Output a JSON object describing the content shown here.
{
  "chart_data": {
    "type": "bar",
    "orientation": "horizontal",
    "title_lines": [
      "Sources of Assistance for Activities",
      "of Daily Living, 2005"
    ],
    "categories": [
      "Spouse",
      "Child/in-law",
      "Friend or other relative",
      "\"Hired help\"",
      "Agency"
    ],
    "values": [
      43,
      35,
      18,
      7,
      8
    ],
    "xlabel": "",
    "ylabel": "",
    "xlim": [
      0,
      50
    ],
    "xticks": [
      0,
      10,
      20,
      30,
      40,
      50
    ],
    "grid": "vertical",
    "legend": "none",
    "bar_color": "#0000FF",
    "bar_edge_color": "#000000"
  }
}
..........
REQUIREMENTS:
All of the data needs to be printed once more, exactly.

FULL ANSWER:
Output a JSON object describing the content shown here.
{
  "chart_data": {
    "type": "bar",
    "orientation": "horizontal",
    "title_lines": [
      "Sources of Assistance for Activities",
      "of Daily Living, 2005"
    ],
    "categories": [
      "Spouse",
      "Child/in-law",
      "Friend or other relative",
      "\"Hired help\"",
      "Agency"
    ],
    "values": [
      43,
      35,
      18,
      7,
      8
    ],
    "xlabel": "",
    "ylabel": "",
    "xlim": [
      0,
      50
    ],
    "xticks": [
      0,
      10,
      20,
      30,
      40,
      50
    ],
    "grid": "vertical",
    "legend": "none",
    "bar_color": "#0000FF",
    "bar_edge_color": "#000000"
  }
}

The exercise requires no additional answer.